(Work required) Look through the listing below and work out how many of its lines hold the word "will". Give only the number.

(Record extracts)
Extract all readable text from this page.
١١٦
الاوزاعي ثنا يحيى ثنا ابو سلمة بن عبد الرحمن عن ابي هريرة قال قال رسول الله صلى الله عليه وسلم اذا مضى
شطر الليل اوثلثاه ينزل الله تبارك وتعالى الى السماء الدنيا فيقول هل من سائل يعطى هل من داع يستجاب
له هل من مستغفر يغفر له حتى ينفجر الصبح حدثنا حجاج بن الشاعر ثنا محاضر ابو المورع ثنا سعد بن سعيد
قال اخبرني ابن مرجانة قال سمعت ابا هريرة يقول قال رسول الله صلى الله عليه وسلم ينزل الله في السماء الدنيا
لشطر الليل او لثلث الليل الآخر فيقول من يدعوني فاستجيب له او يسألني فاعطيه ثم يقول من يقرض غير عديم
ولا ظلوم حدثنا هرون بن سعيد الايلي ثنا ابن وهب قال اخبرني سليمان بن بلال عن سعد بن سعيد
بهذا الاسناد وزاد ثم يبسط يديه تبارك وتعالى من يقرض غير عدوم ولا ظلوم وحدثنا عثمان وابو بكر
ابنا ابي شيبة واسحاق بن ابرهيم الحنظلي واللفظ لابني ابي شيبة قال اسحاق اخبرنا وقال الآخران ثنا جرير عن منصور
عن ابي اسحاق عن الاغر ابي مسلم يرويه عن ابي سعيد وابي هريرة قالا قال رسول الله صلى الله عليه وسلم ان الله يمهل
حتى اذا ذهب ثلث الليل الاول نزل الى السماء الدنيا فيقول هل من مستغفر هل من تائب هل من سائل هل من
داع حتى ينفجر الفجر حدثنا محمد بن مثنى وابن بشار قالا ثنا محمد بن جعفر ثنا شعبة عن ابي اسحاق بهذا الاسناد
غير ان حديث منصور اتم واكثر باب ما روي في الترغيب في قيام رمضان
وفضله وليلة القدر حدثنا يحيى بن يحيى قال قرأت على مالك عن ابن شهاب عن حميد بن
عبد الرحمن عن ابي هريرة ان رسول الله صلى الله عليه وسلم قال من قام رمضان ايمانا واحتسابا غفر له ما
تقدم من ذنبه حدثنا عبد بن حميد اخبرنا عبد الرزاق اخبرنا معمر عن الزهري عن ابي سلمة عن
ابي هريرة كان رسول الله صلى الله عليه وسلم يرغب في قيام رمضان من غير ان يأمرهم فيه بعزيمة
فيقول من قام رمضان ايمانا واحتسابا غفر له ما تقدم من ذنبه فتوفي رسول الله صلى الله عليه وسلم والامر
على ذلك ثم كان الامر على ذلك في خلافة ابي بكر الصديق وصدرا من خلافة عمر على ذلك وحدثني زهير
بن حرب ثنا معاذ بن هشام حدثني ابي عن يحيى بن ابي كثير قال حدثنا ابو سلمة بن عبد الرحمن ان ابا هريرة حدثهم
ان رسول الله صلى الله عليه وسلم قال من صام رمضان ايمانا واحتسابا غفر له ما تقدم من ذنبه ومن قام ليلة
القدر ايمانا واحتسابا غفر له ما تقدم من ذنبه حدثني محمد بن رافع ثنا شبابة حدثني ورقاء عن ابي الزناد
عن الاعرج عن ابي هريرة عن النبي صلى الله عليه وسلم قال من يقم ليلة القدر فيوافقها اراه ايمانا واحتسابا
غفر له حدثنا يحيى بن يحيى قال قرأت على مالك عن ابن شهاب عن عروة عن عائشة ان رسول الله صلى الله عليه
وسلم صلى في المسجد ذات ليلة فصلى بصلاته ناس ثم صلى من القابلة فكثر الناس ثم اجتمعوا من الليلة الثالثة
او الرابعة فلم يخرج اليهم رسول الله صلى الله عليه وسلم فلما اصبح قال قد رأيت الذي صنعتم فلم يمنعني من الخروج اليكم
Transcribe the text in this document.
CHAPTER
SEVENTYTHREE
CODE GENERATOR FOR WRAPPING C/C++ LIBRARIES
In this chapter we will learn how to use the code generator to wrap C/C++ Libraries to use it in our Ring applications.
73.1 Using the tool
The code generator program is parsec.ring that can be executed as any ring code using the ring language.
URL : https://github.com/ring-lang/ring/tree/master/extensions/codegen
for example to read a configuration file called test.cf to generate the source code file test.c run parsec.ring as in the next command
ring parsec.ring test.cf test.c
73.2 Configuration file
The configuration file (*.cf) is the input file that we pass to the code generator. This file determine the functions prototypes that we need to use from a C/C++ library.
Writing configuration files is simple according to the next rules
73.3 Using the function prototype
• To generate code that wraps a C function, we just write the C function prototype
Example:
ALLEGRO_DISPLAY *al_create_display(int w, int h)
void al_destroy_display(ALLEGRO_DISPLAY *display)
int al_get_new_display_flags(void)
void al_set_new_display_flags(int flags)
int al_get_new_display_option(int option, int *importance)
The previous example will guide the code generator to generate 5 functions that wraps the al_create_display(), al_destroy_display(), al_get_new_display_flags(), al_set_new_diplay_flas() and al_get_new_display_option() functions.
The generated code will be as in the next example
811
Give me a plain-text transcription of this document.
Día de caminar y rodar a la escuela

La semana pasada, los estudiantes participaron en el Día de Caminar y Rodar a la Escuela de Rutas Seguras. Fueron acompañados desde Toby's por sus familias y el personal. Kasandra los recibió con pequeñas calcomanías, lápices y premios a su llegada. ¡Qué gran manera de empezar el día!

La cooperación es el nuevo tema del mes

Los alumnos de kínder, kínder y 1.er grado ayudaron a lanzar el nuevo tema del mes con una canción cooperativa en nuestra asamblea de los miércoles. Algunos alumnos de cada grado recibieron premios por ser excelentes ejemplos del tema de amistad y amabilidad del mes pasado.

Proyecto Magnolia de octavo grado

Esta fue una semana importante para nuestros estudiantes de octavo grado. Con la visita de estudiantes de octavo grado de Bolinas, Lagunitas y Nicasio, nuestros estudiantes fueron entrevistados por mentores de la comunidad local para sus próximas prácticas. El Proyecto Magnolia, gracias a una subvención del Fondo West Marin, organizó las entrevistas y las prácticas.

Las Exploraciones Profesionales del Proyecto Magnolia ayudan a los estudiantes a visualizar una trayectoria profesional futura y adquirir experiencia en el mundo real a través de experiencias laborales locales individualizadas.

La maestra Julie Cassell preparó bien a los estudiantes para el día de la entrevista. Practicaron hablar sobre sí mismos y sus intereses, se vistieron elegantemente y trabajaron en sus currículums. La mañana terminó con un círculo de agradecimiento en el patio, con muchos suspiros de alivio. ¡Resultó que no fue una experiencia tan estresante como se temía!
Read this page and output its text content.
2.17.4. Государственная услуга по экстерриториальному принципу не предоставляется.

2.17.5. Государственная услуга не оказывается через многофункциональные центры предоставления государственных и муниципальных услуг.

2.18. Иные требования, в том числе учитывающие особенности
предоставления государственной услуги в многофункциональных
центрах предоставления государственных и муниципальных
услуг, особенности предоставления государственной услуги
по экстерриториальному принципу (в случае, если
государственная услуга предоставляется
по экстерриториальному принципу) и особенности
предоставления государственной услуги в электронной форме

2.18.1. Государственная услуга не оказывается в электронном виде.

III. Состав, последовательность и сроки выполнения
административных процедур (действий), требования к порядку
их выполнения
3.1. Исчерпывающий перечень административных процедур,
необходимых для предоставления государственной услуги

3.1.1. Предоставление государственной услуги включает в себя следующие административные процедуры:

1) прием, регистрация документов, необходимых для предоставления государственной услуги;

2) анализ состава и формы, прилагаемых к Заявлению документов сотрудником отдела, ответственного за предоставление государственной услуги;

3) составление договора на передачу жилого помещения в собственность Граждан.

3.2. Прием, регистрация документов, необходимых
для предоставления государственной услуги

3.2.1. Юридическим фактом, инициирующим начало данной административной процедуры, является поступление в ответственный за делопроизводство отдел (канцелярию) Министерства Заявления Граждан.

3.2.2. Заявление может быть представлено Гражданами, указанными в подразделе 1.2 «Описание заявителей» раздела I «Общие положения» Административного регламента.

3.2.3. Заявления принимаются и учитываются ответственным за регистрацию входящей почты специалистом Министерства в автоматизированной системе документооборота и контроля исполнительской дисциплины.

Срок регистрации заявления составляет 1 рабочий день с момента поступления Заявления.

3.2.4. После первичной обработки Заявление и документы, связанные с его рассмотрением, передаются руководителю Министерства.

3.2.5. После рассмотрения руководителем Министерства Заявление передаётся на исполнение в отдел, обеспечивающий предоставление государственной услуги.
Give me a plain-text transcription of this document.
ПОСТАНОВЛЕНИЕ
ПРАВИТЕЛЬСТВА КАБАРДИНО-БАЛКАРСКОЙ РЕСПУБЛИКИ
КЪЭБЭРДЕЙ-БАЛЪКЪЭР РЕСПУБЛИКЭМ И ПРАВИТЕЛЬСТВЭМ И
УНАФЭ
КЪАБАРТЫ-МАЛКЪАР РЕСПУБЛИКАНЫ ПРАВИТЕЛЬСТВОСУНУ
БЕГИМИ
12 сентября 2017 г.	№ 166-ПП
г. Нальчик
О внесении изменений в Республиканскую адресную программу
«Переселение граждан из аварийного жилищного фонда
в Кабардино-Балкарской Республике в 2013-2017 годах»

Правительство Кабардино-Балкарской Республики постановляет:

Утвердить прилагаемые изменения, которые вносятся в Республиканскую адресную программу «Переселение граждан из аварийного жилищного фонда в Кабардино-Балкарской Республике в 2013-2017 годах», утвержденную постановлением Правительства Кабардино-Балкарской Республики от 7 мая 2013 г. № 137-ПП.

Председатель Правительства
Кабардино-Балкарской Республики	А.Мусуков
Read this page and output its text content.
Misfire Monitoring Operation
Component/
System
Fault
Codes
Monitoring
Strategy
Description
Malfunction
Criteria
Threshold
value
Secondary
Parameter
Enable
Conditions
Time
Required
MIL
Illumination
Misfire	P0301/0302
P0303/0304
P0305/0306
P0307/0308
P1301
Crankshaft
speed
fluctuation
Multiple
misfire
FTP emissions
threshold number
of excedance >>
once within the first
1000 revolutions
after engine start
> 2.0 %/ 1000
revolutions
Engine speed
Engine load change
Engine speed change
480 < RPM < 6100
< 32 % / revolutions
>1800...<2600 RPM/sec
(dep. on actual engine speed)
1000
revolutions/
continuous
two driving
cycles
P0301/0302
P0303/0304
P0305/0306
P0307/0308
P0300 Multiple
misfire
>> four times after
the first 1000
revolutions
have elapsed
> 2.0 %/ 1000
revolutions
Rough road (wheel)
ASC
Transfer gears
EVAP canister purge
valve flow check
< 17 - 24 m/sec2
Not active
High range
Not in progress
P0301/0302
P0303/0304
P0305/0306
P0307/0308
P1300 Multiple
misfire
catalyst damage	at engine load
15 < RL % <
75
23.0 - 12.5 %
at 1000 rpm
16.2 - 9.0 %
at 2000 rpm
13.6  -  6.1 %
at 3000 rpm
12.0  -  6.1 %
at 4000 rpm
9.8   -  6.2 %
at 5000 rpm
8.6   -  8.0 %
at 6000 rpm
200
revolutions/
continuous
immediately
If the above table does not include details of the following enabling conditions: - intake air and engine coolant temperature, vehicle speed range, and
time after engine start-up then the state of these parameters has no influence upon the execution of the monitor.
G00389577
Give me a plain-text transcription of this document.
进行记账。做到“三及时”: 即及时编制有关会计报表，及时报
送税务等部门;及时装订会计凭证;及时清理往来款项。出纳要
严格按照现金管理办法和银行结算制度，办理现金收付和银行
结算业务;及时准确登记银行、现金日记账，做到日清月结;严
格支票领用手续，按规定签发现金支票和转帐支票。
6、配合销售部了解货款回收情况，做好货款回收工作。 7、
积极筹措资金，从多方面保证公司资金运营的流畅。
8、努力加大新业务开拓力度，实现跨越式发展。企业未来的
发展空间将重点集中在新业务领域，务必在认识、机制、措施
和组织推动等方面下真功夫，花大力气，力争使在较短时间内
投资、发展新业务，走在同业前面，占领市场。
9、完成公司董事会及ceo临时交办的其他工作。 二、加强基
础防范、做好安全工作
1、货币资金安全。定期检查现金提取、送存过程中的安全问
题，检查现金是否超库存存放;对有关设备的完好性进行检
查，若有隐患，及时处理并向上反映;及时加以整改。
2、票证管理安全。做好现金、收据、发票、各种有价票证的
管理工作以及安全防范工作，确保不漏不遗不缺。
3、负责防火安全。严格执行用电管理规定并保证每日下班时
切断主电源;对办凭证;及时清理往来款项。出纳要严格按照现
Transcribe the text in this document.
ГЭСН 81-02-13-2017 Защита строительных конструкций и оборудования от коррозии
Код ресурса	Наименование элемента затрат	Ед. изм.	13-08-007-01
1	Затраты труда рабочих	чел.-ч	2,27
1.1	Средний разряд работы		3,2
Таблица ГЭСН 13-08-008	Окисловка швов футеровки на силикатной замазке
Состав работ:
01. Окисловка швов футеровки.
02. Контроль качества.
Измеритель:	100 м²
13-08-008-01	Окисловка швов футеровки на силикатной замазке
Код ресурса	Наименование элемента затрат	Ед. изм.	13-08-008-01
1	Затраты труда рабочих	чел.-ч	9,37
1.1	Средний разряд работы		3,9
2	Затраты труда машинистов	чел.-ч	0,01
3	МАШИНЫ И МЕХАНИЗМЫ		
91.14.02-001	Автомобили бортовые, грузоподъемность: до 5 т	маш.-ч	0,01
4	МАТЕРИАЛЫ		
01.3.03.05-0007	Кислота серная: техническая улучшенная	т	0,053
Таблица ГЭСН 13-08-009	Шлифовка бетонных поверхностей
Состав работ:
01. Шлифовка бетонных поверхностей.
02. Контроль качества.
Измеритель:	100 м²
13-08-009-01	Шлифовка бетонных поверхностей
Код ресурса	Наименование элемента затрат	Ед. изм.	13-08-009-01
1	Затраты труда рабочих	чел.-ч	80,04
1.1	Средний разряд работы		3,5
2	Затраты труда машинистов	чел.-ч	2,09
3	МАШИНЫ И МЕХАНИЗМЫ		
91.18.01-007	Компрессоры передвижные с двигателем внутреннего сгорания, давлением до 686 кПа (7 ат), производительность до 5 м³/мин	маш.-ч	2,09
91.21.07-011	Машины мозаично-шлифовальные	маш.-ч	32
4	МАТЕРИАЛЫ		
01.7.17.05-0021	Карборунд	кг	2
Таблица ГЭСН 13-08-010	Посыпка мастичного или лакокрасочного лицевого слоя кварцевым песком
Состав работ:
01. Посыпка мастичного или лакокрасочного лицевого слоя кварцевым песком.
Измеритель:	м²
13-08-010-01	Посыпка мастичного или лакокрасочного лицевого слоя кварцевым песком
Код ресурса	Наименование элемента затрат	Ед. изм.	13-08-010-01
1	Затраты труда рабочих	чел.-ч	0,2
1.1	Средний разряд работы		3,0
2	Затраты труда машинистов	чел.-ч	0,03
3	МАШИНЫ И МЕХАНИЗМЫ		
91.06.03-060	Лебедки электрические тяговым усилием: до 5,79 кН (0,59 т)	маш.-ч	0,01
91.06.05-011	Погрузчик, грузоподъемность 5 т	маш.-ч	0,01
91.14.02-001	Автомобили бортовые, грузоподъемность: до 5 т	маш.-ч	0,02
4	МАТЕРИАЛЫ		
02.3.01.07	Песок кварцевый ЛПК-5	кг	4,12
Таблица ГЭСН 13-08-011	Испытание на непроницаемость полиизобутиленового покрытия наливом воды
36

(Task answer) 3